> **PROBLEM DESCRIPTION**
Copy out every line exactly, passing over the pictures.

> **RAW DATA**
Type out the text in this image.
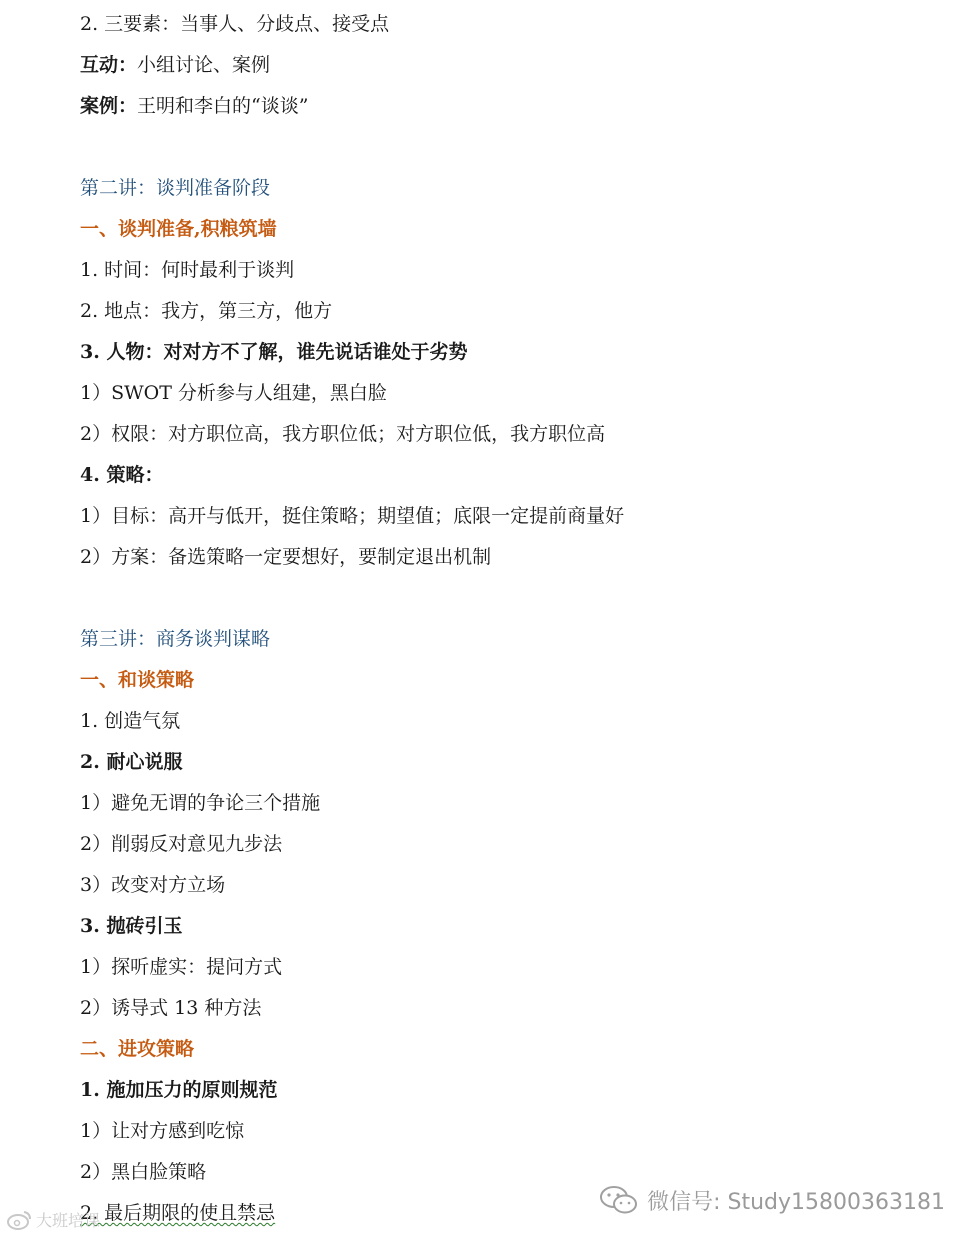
2. 三要素：当事人、分歧点、接受点
互动：小组讨论、案例
案例：王明和李白的“谈谈”
第二讲：谈判准备阶段
一、谈判准备,积粮筑墙
1. 时间：何时最利于谈判
2. 地点：我方，第三方，他方
3. 人物：对对方不了解，谁先说话谁处于劣势
1）SWOT 分析参与人组建，黑白脸
2）权限：对方职位高，我方职位低；对方职位低，我方职位高
4. 策略：
1）目标：高开与低开，挺住策略；期望值；底限一定提前商量好
2）方案：备选策略一定要想好，要制定退出机制
第三讲：商务谈判谋略
一、和谈策略
1. 创造气氛
2. 耐心说服
1）避免无谓的争论三个措施
2）削弱反对意见九步法
3）改变对方立场
3. 抛砖引玉
1）探听虚实：提问方式
2）诱导式 13 种方法
二、进攻策略
1. 施加压力的原则规范
1）让对方感到吃惊
2）黑白脸策略
2. 最后期限的使且禁忌	微信号: Study15800363181
大班培课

> **WORKED ANSWER**
Type out the text in this image.
2. 三要素：当事人、分歧点、接受点
互动：小组讨论、案例
案例：王明和李白的“谈谈”
第二讲：谈判准备阶段
一、谈判准备,积粮筑墙
1. 时间：何时最利于谈判
2. 地点：我方，第三方，他方
3. 人物：对对方不了解，谁先说话谁处于劣势
1）SWOT 分析参与人组建，黑白脸
2）权限：对方职位高，我方职位低；对方职位低，我方职位高
4. 策略：
1）目标：高开与低开，挺住策略；期望值；底限一定提前商量好
2）方案：备选策略一定要想好，要制定退出机制
第三讲：商务谈判谋略
一、和谈策略
1. 创造气氛
2. 耐心说服
1）避免无谓的争论三个措施
2）削弱反对意见九步法
3）改变对方立场
3. 抛砖引玉
1）探听虚实：提问方式
2）诱导式 13 种方法
二、进攻策略
1. 施加压力的原则规范
1）让对方感到吃惊
2）黑白脸策略
2. 最后期限的使且禁忌	微信号: Study15800363181
大班培课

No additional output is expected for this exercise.